Scan the listing below. Report each line that includes "pricing".

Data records
— Start —

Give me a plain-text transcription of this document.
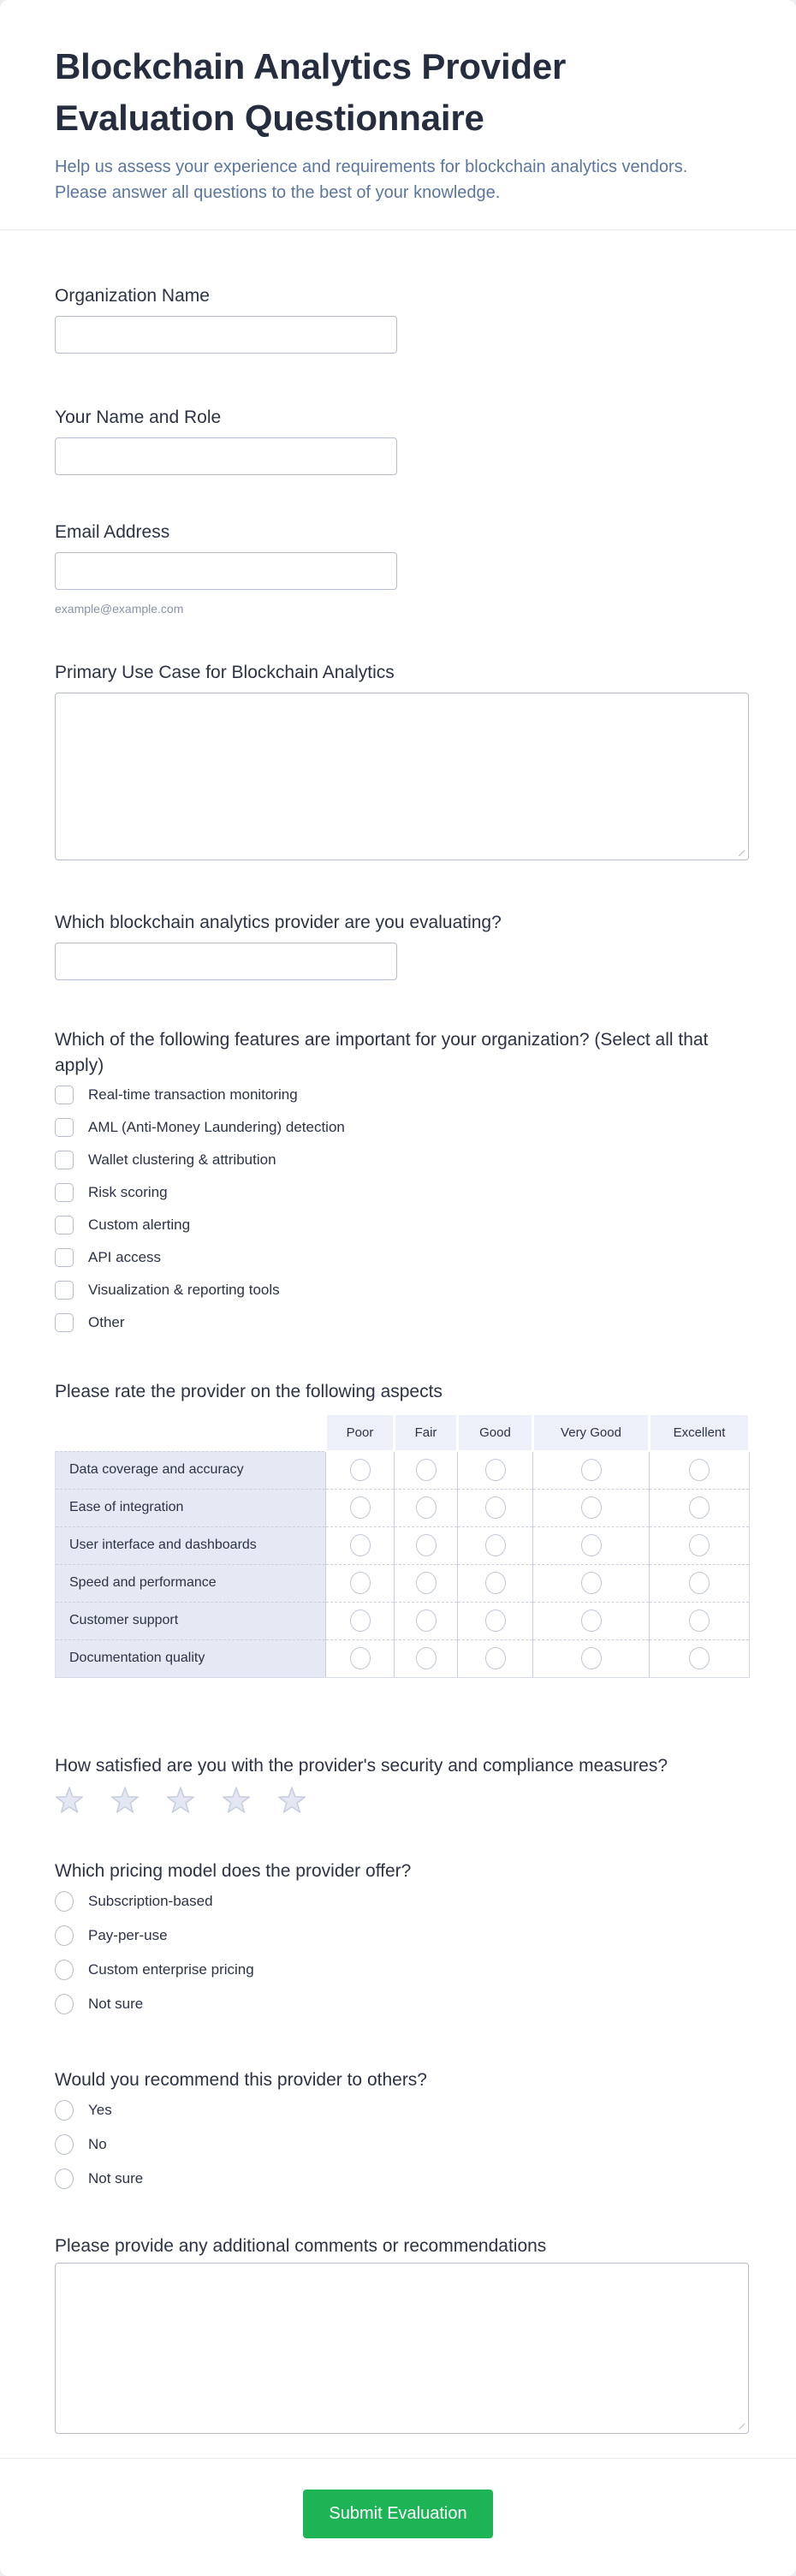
Blockchain Analytics Provider Evaluation Questionnaire

Help us assess your experience and requirements for blockchain analytics vendors. Please answer all questions to the best of your knowledge.

Organization Name
Your Name and Role
Email Address
example@example.com
Primary Use Case for Blockchain Analytics
Which blockchain analytics provider are you evaluating?
Which of the following features are important for your organization? (Select all that apply)
Real-time transaction monitoring
AML (Anti-Money Laundering) detection
Wallet clustering & attribution
Risk scoring
Custom alerting
API access
Visualization & reporting tools
Other
Please rate the provider on the following aspects
	Poor	Fair	Good	Very Good	Excellent
Data coverage and accuracy					
Ease of integration					
User interface and dashboards					
Speed and performance					
Customer support					
Documentation quality					
How satisfied are you with the provider's security and compliance measures?
Which pricing model does the provider offer?
Subscription-based
Pay-per-use
Custom enterprise pricing
Not sure
Would you recommend this provider to others?
Yes
No
Not sure
Please provide any additional comments or recommendations
Submit Evaluation
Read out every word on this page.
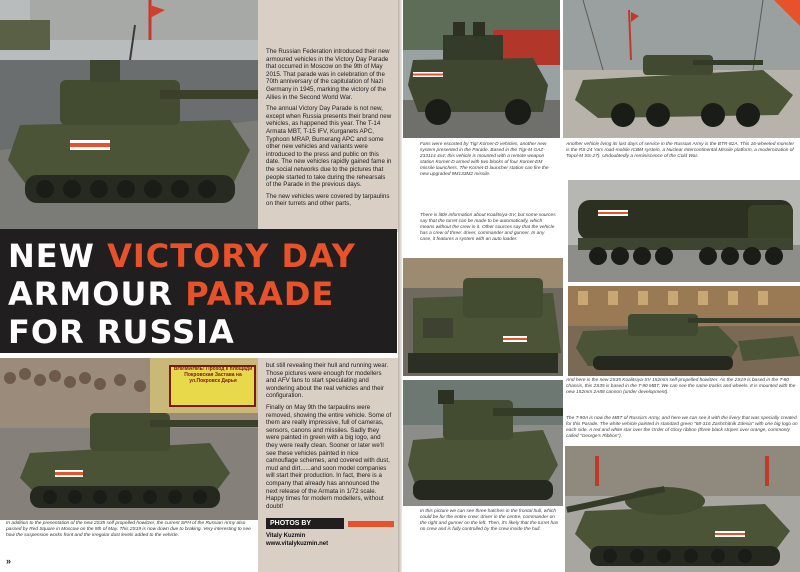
The Russian Federation introduced their new armoured vehicles in the Victory Day Parade that occurred in Moscow on the 9th of May 2015. That parade was in celebration of the 70th anniversary of the capitulation of Nazi Germany in 1945, marking the victory of the Allies in the Second World War.

The annual Victory Day Parade is not new, except when Russia presents their brand new vehicles, as happened this year. The T-14 Armata MBT, T-15 IFV, Kurganets APC, Typhoon MRAP, Bumerang APC and some other new vehicles and variants were introduced to the press and public on this date. The new vehicles rapidly gained fame in the social networks due to the pictures that people started to take during the rehearsals of the Parade in the previous days.

The new vehicles were covered by tarpaulins on their turrets and other parts,

NEW VICTORY DAY
ARMOUR PARADE
FOR RUSSIA
ВНИМАНИЕ! Проход к площади Покровская Застава на ул.Покровск Дарья

but still revealing their hull and running wear. Those pictures were enough for modellers and AFV fans to start speculating and wondering about the real vehicles and their configuration.

Finally on May 9th the tarpaulins were removed, showing the entire vehicle. Some of them are really impressive, full of cameras, sensors, canons and missiles. Sadly they were painted in green with a big logo, and they were really clean. Sooner or later we'll see these vehicles painted in nice camouflage schemes, and covered with dust, mud and dirt......and soon model companies will start their production. In fact, there is a company that already has announced the next release of the Armata in 1/72 scale. Happy times for modern modellers, without doubt!

PHOTOS BY
Vitaly Kuzmin
www.vitalykuzmin.net
In addition to the presentation of the new 2S35 self propelled howitzer, the current SPH of the Russian Army also passed by Red Square in Moscow on the 9th of May. This 2S19 is now down due to braking. Very interesting to see how the suspension works front and the irregular dust levels added to the vehicle.
»
Fans were escorted by Tigr Kornet-D vehicles, another new system presented in the Parade. Based in the Tigr-M GAZ-233114 4x4, this vehicle is mounted with a remote weapon station Kornet-D armed with two blocks of four Kornet-EM missile launchers. The Kornet-D launcher station can fire the new upgraded 9M133M2 missile.
Another vehicle living its last days of service in the Russian Army is the BTR-82A. This 16-wheeled monster is the RS-24 Yars road-mobile ICBM system, a Nuclear Intercontinental Missile platform, a modernization of Topol-M SS-27). Undoubtedly a reminiscence of the Cold War.
There is little information about Koalitsiya-SV, but some sources say that the turret can be made to be automatically, which means without the crew in it. Other sources say that the vehicle has a crew of three: driver, commander and gunner. In any case, it features a system with an auto loader.
And here is the new 2S35 Koalitsiya-SV 152mm self-propelled howitzer. As the 2S19 is based in the T-80 chassis, this 2S35 is based in the T-90 MBT. We can see the same tracks and wheels. It is mounted with the new 152mm 2A88 cannon (under development).
In this picture we can see three hatches in the frontal hull, which could be for the entire crew: driver in the centre, commander on the right and gunner on the left. Then, it's likely that the turret has no crew and is fully controlled by the crew inside the hull.
The T-90A is now the MBT of Russia's Army, and here we can see it with the livery that was specially created for this Parade. The white vehicle painted in standard green "68-316 Zashchitnik Zdesia" with one big logo on each side. A red and white star over the Order of Glory ribbon (three black stripes over orange, commonly called "George's Ribbon").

— End —

Exercise response
Which pricing model does the provider offer?
Custom enterprise pricing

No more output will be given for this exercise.